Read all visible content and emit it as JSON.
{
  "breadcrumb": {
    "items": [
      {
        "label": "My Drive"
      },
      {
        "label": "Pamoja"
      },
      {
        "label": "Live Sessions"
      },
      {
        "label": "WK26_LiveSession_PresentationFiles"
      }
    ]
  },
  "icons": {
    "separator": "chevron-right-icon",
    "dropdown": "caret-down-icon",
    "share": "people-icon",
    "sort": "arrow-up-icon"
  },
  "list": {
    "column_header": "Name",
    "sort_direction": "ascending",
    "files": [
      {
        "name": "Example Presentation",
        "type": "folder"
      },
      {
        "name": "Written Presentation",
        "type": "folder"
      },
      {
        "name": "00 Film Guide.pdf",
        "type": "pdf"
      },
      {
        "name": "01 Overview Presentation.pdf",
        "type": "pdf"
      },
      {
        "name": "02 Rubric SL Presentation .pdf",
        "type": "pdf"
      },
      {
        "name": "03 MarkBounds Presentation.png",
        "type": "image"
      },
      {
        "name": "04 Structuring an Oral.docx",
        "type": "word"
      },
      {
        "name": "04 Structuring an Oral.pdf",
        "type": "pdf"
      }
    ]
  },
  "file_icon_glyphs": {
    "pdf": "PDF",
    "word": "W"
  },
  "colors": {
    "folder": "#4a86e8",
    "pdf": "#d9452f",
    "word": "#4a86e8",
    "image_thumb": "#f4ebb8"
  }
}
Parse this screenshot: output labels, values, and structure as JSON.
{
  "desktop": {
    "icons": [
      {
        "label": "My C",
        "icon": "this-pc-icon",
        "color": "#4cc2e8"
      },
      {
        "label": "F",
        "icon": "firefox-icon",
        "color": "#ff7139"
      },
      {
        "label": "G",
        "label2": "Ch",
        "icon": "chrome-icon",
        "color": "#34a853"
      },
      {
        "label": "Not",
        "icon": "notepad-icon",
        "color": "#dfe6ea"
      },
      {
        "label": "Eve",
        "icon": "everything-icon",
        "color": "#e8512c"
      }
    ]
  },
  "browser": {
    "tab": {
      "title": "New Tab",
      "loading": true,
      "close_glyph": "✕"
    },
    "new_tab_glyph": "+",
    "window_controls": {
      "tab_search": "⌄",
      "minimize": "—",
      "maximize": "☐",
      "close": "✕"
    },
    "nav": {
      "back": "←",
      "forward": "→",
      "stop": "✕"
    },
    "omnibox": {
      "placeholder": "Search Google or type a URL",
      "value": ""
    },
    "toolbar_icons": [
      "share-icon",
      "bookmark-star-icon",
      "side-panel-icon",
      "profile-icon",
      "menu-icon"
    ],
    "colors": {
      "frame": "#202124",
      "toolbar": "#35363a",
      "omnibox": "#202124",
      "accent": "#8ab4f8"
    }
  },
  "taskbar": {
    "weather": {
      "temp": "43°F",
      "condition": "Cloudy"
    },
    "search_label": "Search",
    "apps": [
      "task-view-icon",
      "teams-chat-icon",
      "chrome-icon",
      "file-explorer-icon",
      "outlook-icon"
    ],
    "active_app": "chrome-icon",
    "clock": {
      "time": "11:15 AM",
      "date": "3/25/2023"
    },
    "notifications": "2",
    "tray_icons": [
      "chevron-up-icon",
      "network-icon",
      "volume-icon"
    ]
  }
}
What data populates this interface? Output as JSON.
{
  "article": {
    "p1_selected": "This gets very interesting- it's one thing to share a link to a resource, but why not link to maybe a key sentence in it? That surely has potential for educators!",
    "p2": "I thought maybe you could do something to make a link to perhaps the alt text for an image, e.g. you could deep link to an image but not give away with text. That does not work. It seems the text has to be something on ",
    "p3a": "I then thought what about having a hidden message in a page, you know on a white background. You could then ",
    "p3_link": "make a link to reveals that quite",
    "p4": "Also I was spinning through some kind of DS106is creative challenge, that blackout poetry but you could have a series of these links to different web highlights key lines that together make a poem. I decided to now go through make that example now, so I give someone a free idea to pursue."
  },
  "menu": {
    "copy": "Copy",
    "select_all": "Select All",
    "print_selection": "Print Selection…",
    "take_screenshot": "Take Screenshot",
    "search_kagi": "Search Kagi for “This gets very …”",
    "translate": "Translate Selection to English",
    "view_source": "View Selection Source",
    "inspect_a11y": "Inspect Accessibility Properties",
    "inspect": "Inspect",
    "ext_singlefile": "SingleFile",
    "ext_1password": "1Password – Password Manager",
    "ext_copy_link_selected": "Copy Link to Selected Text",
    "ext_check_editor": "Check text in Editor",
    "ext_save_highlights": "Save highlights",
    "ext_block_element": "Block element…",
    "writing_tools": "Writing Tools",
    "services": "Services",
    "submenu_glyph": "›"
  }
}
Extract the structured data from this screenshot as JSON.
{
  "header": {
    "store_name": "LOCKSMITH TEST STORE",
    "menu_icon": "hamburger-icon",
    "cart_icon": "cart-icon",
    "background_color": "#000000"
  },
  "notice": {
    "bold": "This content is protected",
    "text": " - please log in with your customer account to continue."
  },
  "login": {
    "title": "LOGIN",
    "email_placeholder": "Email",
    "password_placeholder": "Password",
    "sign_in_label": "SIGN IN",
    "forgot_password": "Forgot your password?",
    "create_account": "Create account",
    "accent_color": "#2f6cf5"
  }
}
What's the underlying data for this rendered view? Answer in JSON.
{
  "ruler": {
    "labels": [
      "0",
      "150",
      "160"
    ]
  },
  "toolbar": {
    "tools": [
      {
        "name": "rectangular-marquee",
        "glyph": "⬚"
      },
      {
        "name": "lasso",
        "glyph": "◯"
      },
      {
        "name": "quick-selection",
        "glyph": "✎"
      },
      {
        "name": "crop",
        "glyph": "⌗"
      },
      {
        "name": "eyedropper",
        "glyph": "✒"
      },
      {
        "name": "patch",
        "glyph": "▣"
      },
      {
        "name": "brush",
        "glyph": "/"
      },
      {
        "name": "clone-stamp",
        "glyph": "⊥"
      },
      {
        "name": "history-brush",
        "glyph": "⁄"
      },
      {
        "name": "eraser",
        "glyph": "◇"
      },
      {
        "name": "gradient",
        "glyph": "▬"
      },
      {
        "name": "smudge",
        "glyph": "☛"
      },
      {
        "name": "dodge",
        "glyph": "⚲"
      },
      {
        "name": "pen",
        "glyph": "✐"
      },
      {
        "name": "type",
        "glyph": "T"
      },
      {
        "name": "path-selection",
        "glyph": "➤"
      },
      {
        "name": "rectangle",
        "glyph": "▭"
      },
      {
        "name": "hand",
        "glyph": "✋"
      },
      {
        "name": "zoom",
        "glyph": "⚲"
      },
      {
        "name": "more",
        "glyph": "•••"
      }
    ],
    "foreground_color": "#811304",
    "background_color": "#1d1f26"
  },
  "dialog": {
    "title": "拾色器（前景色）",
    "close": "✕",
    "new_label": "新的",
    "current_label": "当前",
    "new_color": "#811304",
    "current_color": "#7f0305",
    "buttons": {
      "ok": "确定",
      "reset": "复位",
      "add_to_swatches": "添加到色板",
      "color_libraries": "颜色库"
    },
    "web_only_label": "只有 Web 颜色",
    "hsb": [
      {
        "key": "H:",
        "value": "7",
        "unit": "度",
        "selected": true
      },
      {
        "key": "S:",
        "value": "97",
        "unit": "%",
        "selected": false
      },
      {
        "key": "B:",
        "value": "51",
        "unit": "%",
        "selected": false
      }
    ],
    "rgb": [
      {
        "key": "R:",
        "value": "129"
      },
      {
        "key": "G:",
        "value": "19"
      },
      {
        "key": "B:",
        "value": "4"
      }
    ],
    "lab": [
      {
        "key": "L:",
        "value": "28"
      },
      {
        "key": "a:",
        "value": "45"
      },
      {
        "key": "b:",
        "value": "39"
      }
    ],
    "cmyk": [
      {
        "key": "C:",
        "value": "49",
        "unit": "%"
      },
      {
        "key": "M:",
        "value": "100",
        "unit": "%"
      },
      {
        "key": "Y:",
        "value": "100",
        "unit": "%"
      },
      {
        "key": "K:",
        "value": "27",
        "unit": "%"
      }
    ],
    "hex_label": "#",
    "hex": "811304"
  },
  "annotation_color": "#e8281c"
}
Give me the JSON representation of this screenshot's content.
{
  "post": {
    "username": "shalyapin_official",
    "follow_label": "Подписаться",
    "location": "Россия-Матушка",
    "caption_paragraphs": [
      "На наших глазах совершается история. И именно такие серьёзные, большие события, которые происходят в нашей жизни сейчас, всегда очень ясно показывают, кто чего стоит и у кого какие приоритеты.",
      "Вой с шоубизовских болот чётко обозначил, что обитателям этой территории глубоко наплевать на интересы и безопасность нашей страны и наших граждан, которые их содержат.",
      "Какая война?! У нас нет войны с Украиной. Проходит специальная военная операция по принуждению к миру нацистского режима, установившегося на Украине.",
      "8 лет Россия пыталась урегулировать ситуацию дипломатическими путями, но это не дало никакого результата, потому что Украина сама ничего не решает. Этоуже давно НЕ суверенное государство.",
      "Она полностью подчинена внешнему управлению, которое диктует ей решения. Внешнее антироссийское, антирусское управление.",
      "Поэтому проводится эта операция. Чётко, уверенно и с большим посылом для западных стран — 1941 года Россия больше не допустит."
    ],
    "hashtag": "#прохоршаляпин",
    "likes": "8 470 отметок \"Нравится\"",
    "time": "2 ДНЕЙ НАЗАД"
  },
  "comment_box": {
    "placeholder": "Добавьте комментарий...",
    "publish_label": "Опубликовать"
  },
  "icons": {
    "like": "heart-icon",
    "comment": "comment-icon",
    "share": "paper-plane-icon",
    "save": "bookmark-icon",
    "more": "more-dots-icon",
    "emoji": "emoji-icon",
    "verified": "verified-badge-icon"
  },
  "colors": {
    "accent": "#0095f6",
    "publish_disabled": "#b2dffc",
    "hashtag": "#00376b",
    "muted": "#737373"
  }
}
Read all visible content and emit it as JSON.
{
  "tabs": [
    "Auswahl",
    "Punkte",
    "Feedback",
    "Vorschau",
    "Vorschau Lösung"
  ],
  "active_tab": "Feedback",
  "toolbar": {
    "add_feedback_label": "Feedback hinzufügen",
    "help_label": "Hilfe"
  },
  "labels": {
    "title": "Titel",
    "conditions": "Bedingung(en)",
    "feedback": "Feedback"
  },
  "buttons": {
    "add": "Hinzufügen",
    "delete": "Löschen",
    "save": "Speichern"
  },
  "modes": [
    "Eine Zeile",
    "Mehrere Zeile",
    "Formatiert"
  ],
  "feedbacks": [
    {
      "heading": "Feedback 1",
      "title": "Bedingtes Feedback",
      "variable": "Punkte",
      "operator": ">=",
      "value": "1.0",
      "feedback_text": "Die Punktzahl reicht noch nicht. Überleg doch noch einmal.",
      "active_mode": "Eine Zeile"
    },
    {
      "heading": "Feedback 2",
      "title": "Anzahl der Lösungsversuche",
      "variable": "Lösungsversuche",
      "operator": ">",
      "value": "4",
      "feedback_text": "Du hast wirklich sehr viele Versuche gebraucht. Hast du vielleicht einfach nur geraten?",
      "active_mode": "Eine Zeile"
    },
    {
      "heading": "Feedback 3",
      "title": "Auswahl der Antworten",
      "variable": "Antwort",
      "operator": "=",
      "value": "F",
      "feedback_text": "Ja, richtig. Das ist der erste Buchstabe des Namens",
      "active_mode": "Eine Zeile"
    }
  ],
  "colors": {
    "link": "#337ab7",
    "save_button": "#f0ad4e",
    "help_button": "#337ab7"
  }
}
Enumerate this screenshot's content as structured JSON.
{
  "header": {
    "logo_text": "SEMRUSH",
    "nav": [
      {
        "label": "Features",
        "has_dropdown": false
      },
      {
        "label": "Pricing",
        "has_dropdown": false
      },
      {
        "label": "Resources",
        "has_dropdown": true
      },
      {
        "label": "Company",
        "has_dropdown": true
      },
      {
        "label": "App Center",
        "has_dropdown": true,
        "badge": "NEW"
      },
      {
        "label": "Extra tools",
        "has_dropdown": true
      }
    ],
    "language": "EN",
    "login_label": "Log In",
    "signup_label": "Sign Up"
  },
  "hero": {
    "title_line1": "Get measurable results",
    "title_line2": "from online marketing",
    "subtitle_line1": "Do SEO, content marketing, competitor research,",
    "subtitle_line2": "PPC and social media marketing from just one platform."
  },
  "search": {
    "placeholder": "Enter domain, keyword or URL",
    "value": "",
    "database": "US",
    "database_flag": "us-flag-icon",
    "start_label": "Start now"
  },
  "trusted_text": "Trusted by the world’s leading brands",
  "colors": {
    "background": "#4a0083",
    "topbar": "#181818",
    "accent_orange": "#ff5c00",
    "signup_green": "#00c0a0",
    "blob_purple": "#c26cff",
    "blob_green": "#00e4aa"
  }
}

■ **Set task**
Which lines hold the word "thought"? Show each one.

■ **Answer for the task**
    "p2": "I thought maybe you could do something to make a link to perhaps the alt text for an image, e.g. you could deep link to an image but not give away with text. That does not work. It seems the text has to be something on ",
    "p3a": "I then thought what about having a hidden message in a page, you know on a white background. You could then ",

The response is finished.